-- Task goal --
Your task is to restate the data word for word.

-- Supplied information --
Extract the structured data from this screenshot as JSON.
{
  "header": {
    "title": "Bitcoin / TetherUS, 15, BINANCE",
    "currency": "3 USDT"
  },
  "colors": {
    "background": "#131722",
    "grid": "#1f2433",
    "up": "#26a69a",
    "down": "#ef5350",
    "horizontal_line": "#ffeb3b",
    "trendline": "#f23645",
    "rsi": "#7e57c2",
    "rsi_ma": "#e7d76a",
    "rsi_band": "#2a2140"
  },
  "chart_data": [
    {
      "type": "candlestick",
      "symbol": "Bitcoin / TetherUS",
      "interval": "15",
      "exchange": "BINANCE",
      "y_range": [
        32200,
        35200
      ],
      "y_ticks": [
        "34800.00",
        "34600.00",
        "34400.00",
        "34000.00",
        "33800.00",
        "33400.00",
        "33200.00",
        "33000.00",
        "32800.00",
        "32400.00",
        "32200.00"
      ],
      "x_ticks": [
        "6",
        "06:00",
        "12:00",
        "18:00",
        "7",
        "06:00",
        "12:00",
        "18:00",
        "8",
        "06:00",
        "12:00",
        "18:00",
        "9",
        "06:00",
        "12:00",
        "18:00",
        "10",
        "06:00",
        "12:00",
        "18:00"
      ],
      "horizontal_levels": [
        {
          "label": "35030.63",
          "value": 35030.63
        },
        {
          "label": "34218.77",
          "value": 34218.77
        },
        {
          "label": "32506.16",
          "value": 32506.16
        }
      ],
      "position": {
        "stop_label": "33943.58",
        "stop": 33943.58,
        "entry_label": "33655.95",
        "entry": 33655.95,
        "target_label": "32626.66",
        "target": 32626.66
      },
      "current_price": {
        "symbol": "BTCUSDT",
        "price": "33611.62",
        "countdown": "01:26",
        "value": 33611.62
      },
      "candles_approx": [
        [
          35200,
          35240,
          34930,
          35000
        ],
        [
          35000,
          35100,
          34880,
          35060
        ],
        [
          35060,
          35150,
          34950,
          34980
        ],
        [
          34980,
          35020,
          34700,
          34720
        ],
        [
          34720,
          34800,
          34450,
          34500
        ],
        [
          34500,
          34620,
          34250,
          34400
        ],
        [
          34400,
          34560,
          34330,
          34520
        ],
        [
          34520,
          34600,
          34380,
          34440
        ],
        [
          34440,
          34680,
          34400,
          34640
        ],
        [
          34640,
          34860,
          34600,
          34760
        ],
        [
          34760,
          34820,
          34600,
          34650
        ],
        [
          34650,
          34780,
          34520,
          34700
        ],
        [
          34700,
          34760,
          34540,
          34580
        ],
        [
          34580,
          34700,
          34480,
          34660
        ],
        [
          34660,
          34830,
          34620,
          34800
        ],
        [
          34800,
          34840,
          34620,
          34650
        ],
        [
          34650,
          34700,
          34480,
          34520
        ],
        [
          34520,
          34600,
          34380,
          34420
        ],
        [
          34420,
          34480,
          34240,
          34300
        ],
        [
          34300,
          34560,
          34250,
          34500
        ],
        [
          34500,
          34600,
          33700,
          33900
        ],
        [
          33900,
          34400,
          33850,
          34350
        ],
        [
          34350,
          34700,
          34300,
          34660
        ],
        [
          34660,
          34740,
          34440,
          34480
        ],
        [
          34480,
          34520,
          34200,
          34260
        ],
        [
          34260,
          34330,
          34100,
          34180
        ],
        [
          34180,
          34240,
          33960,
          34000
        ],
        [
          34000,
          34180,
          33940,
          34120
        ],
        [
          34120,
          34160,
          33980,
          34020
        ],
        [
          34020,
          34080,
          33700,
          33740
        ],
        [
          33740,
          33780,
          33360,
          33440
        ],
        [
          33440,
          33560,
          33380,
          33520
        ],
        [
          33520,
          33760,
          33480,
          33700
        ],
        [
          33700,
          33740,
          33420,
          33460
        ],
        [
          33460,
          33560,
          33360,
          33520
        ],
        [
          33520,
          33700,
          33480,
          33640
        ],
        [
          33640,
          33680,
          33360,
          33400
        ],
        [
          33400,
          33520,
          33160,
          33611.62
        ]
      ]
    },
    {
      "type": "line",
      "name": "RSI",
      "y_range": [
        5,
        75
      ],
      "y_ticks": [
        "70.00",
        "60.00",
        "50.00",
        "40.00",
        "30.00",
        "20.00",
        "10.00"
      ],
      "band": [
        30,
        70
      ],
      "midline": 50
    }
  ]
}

-- Response for this exercise --
Extract the structured data from this screenshot as JSON.
{
  "header": {
    "title": "Bitcoin / TetherUS, 15, BINANCE",
    "currency": "3 USDT"
  },
  "colors": {
    "background": "#131722",
    "grid": "#1f2433",
    "up": "#26a69a",
    "down": "#ef5350",
    "horizontal_line": "#ffeb3b",
    "trendline": "#f23645",
    "rsi": "#7e57c2",
    "rsi_ma": "#e7d76a",
    "rsi_band": "#2a2140"
  },
  "chart_data": [
    {
      "type": "candlestick",
      "symbol": "Bitcoin / TetherUS",
      "interval": "15",
      "exchange": "BINANCE",
      "y_range": [
        32200,
        35200
      ],
      "y_ticks": [
        "34800.00",
        "34600.00",
        "34400.00",
        "34000.00",
        "33800.00",
        "33400.00",
        "33200.00",
        "33000.00",
        "32800.00",
        "32400.00",
        "32200.00"
      ],
      "x_ticks": [
        "6",
        "06:00",
        "12:00",
        "18:00",
        "7",
        "06:00",
        "12:00",
        "18:00",
        "8",
        "06:00",
        "12:00",
        "18:00",
        "9",
        "06:00",
        "12:00",
        "18:00",
        "10",
        "06:00",
        "12:00",
        "18:00"
      ],
      "horizontal_levels": [
        {
          "label": "35030.63",
          "value": 35030.63
        },
        {
          "label": "34218.77",
          "value": 34218.77
        },
        {
          "label": "32506.16",
          "value": 32506.16
        }
      ],
      "position": {
        "stop_label": "33943.58",
        "stop": 33943.58,
        "entry_label": "33655.95",
        "entry": 33655.95,
        "target_label": "32626.66",
        "target": 32626.66
      },
      "current_price": {
        "symbol": "BTCUSDT",
        "price": "33611.62",
        "countdown": "01:26",
        "value": 33611.62
      },
      "candles_approx": [
        [
          35200,
          35240,
          34930,
          35000
        ],
        [
          35000,
          35100,
          34880,
          35060
        ],
        [
          35060,
          35150,
          34950,
          34980
        ],
        [
          34980,
          35020,
          34700,
          34720
        ],
        [
          34720,
          34800,
          34450,
          34500
        ],
        [
          34500,
          34620,
          34250,
          34400
        ],
        [
          34400,
          34560,
          34330,
          34520
        ],
        [
          34520,
          34600,
          34380,
          34440
        ],
        [
          34440,
          34680,
          34400,
          34640
        ],
        [
          34640,
          34860,
          34600,
          34760
        ],
        [
          34760,
          34820,
          34600,
          34650
        ],
        [
          34650,
          34780,
          34520,
          34700
        ],
        [
          34700,
          34760,
          34540,
          34580
        ],
        [
          34580,
          34700,
          34480,
          34660
        ],
        [
          34660,
          34830,
          34620,
          34800
        ],
        [
          34800,
          34840,
          34620,
          34650
        ],
        [
          34650,
          34700,
          34480,
          34520
        ],
        [
          34520,
          34600,
          34380,
          34420
        ],
        [
          34420,
          34480,
          34240,
          34300
        ],
        [
          34300,
          34560,
          34250,
          34500
        ],
        [
          34500,
          34600,
          33700,
          33900
        ],
        [
          33900,
          34400,
          33850,
          34350
        ],
        [
          34350,
          34700,
          34300,
          34660
        ],
        [
          34660,
          34740,
          34440,
          34480
        ],
        [
          34480,
          34520,
          34200,
          34260
        ],
        [
          34260,
          34330,
          34100,
          34180
        ],
        [
          34180,
          34240,
          33960,
          34000
        ],
        [
          34000,
          34180,
          33940,
          34120
        ],
        [
          34120,
          34160,
          33980,
          34020
        ],
        [
          34020,
          34080,
          33700,
          33740
        ],
        [
          33740,
          33780,
          33360,
          33440
        ],
        [
          33440,
          33560,
          33380,
          33520
        ],
        [
          33520,
          33760,
          33480,
          33700
        ],
        [
          33700,
          33740,
          33420,
          33460
        ],
        [
          33460,
          33560,
          33360,
          33520
        ],
        [
          33520,
          33700,
          33480,
          33640
        ],
        [
          33640,
          33680,
          33360,
          33400
        ],
        [
          33400,
          33520,
          33160,
          33611.62
        ]
      ]
    },
    {
      "type": "line",
      "name": "RSI",
      "y_range": [
        5,
        75
      ],
      "y_ticks": [
        "70.00",
        "60.00",
        "50.00",
        "40.00",
        "30.00",
        "20.00",
        "10.00"
      ],
      "band": [
        30,
        70
      ],
      "midline": 50
    }
  ]
}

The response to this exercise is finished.